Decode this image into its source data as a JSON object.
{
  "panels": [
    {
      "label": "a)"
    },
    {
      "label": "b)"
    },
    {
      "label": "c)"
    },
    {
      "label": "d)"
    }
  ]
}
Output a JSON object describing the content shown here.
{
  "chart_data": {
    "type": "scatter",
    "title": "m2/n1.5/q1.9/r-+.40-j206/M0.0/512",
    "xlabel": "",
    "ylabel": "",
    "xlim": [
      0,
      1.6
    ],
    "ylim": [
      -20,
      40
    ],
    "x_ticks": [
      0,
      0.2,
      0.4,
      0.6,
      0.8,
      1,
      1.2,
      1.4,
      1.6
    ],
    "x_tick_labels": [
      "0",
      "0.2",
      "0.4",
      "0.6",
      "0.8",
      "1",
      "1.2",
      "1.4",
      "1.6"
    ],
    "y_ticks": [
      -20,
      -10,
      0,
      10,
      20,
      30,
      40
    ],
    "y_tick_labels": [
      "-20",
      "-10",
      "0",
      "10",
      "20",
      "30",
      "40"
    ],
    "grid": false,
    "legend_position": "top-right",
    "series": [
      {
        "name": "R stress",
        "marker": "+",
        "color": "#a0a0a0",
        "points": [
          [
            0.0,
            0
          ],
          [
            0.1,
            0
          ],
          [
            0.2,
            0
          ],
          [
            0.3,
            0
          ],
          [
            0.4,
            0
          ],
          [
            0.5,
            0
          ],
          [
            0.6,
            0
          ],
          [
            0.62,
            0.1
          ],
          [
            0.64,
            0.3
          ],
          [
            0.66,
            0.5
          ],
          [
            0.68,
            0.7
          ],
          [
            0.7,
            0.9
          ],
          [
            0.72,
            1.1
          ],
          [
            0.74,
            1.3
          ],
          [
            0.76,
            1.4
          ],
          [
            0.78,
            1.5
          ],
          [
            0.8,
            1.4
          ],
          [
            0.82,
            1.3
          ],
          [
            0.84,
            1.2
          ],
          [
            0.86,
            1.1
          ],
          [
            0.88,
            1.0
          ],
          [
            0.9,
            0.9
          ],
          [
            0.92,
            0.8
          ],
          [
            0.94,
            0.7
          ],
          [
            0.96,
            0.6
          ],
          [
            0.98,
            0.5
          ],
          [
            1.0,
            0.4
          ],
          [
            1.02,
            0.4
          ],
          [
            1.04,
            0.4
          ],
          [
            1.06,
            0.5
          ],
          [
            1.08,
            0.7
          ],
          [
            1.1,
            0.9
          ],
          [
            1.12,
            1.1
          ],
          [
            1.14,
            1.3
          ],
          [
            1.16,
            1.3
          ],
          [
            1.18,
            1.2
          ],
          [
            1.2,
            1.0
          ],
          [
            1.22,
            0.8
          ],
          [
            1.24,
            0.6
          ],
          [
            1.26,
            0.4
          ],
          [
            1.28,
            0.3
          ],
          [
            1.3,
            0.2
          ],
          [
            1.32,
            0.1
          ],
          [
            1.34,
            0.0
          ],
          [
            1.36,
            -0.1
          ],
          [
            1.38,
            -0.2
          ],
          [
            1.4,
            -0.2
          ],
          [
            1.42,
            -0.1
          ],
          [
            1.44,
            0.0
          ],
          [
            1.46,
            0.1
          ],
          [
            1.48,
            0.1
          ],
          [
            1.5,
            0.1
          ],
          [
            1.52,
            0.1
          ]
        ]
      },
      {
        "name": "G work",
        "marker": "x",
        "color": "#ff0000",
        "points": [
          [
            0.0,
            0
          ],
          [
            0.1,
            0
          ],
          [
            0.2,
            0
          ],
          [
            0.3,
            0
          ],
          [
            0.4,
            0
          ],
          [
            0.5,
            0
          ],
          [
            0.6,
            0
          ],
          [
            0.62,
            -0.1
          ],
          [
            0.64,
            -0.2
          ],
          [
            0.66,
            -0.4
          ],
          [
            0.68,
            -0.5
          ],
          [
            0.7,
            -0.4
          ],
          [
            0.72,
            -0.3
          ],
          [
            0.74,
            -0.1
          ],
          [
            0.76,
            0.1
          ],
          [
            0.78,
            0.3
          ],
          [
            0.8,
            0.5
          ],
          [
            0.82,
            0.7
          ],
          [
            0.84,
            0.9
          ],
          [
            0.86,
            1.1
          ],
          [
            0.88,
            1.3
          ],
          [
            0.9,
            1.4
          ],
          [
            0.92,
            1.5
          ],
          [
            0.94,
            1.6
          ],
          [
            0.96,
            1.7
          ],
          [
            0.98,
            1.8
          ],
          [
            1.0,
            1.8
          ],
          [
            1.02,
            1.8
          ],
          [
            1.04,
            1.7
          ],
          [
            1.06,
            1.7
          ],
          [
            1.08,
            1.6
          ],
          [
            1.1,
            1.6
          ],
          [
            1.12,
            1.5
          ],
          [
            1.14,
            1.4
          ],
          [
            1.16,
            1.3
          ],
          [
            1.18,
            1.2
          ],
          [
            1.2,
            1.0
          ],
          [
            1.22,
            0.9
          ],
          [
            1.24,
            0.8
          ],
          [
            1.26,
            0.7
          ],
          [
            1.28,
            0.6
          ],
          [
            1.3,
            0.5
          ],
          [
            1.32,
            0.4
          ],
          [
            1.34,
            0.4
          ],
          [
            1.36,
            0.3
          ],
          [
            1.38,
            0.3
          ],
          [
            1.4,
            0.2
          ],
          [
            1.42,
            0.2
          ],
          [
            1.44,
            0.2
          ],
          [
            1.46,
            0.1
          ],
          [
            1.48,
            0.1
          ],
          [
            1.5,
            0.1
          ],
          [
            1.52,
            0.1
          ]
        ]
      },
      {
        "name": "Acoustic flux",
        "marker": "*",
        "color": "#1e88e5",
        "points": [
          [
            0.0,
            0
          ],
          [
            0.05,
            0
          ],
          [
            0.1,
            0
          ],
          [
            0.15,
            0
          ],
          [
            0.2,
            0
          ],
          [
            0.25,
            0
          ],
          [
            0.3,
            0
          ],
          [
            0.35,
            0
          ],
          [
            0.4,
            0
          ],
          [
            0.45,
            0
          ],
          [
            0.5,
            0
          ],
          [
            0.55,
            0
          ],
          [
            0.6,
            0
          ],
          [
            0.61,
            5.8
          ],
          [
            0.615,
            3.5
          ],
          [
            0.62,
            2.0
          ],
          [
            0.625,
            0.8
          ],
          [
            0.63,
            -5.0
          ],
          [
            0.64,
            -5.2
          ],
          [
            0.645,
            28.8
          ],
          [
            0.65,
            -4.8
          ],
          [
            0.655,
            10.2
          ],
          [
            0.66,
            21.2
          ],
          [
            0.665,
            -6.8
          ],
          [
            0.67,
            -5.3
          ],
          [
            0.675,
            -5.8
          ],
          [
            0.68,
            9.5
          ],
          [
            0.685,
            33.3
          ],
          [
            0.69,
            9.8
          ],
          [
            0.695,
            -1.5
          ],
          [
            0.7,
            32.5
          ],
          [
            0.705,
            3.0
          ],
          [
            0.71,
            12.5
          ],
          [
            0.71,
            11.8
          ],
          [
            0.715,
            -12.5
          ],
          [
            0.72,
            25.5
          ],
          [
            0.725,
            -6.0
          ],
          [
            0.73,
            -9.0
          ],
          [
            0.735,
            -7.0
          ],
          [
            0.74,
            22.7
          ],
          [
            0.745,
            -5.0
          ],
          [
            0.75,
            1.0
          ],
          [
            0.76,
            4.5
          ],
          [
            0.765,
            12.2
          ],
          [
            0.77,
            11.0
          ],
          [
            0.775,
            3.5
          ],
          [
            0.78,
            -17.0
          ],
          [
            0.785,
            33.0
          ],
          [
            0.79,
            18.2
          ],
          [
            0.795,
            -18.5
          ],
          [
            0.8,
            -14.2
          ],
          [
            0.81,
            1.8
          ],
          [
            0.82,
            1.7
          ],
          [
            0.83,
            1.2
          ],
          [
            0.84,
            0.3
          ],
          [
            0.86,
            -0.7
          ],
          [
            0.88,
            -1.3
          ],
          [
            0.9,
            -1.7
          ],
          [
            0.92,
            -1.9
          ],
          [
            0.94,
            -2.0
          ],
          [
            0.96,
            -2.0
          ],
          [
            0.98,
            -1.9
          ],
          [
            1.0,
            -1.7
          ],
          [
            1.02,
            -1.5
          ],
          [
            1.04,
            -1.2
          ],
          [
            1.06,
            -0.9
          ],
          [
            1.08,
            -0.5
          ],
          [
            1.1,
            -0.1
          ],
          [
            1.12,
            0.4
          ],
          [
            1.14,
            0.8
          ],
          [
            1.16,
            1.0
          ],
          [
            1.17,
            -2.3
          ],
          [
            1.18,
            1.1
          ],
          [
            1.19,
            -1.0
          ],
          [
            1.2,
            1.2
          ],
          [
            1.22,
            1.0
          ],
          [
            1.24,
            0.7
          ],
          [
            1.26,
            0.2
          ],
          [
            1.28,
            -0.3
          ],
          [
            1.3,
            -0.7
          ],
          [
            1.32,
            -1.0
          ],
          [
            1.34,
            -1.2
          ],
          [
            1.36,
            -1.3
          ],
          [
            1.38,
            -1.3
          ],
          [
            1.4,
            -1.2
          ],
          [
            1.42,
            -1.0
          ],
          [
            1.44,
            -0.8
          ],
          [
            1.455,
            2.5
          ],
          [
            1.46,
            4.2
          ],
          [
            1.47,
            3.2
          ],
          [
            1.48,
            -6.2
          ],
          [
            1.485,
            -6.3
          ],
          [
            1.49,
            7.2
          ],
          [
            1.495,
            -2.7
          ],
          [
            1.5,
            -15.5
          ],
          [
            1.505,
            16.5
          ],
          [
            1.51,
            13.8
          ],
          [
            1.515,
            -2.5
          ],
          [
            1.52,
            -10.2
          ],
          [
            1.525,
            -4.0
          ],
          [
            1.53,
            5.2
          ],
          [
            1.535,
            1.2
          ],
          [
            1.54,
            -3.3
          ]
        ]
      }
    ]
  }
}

== Required task ==
Pull out each line of the listing that holds the string "color".

== Answer to this task ==
        "color": "#a0a0a0",
        "color": "#ff0000",
        "color": "#1e88e5",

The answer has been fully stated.